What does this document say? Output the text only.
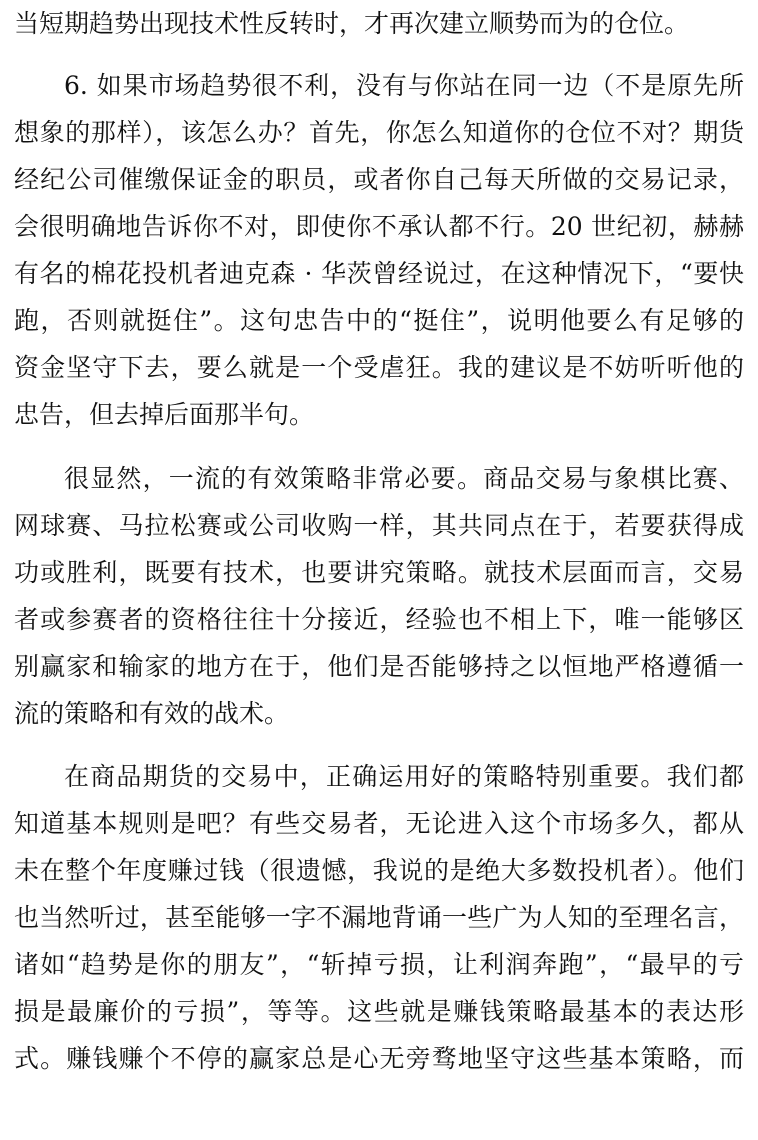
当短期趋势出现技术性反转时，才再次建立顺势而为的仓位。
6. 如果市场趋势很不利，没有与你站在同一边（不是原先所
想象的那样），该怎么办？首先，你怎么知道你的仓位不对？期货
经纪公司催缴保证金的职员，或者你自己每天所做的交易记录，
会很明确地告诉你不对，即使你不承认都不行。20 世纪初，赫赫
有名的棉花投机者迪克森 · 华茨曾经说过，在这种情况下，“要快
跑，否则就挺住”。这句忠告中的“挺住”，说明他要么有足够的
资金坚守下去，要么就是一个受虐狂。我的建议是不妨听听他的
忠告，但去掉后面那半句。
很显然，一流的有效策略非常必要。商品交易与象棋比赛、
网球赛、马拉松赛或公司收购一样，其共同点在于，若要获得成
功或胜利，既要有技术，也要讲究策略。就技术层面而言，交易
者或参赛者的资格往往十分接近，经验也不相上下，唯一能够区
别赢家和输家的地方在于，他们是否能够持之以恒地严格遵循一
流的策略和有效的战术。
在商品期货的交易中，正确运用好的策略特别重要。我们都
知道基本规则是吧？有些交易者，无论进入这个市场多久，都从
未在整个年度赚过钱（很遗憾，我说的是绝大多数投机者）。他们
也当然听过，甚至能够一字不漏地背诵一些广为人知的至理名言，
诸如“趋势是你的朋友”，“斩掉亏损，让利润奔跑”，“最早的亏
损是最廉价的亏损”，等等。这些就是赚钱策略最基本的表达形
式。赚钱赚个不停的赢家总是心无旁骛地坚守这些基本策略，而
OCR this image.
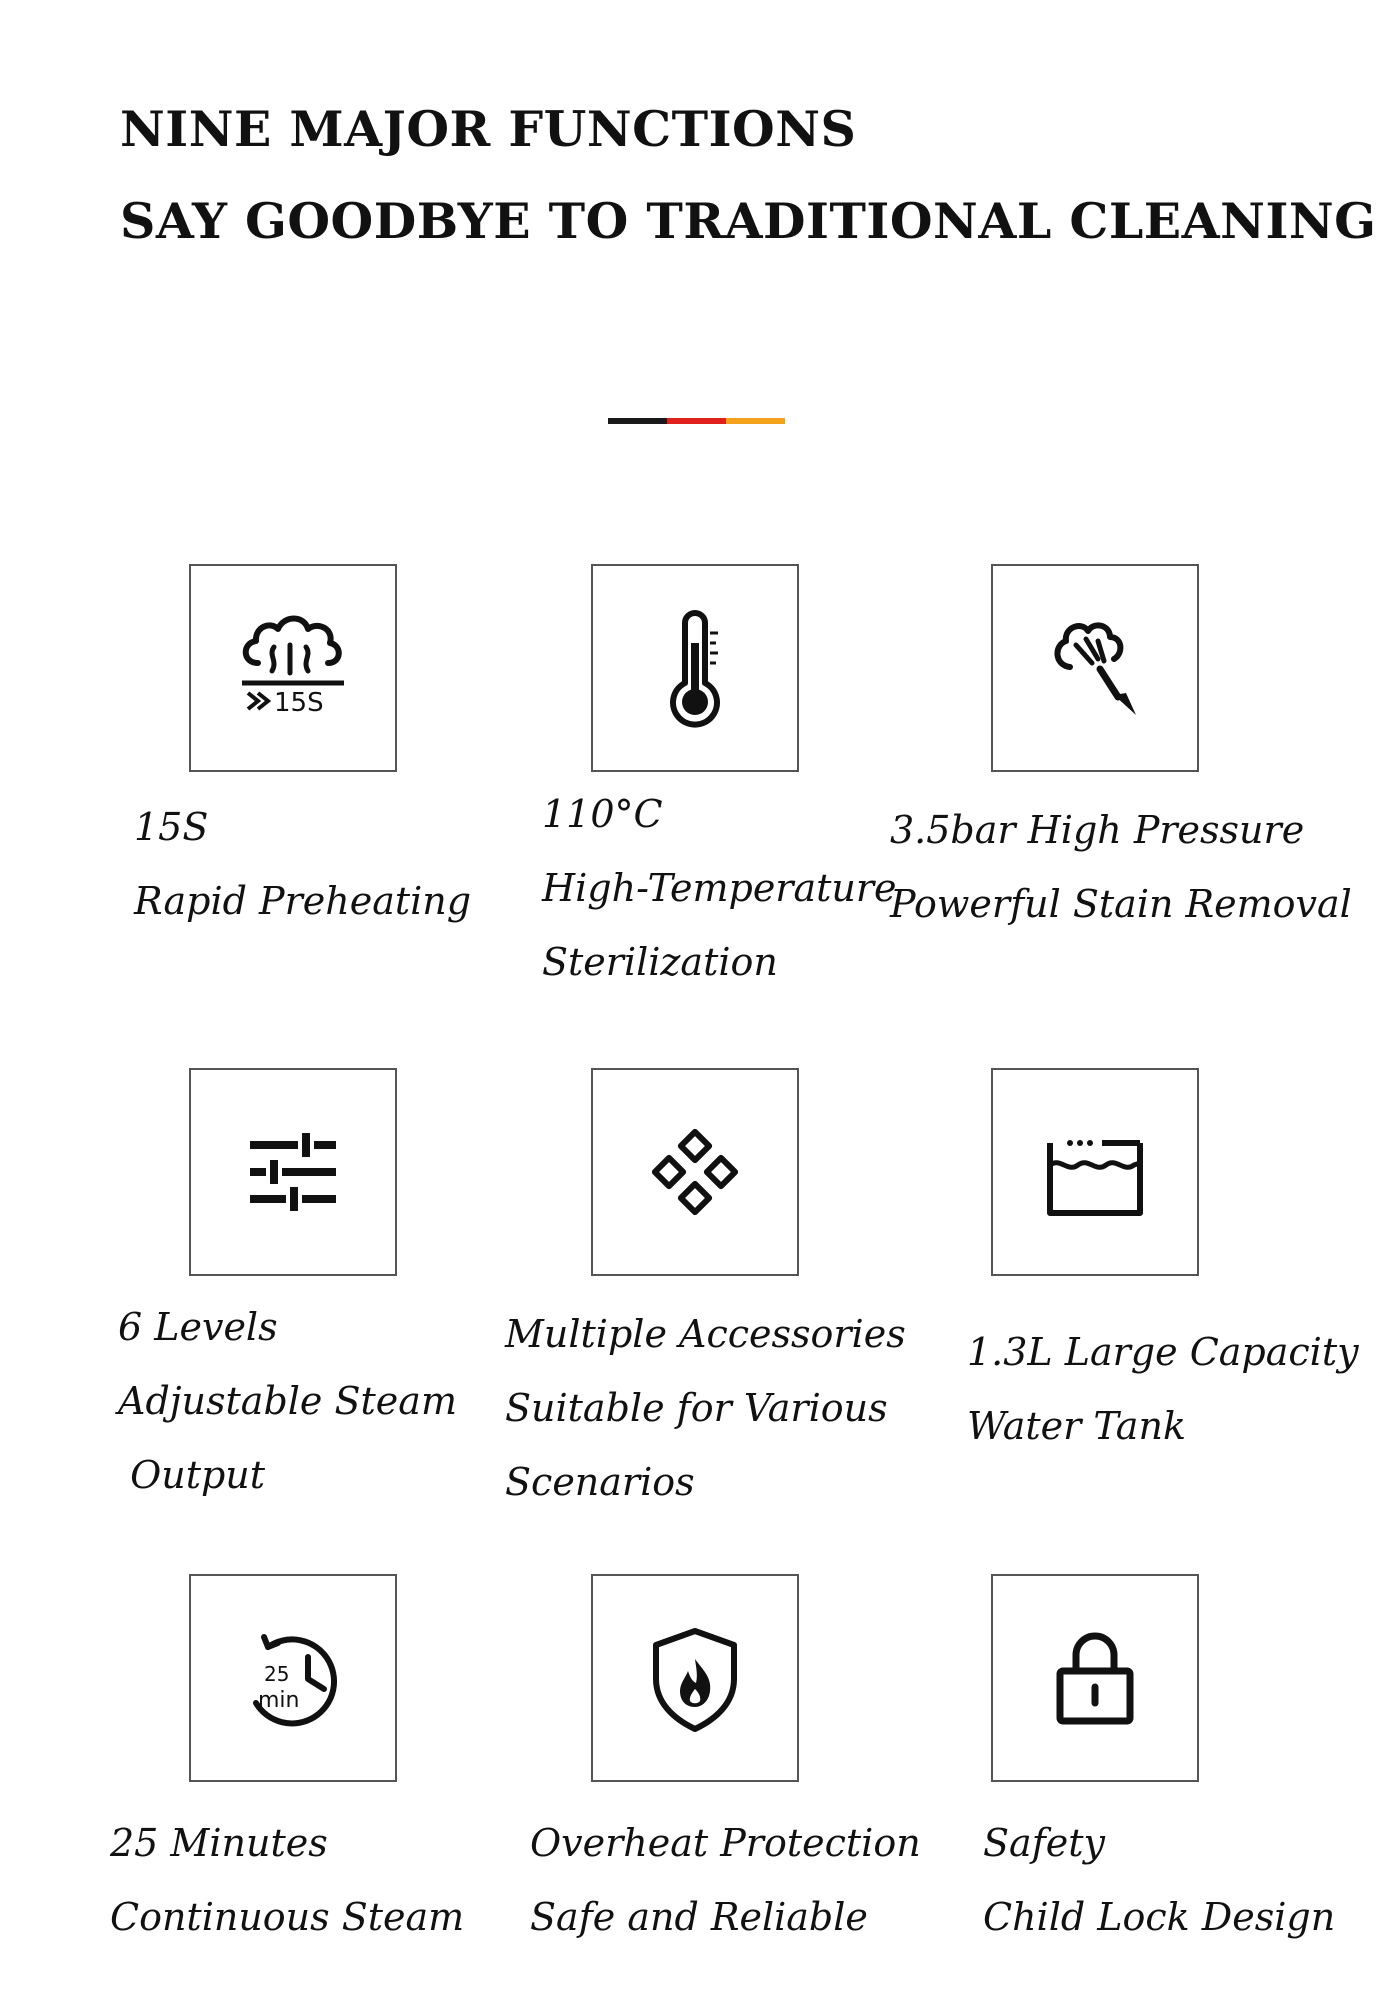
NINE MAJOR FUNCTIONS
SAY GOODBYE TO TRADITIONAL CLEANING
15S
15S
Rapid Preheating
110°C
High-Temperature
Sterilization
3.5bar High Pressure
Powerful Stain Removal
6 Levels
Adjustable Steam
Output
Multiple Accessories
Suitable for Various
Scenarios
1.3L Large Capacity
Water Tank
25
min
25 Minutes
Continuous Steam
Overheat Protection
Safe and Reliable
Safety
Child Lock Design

Exercise details
Show each line of the data that contains the string "Steam".

Completed task
Adjustable Steam
Continuous Steam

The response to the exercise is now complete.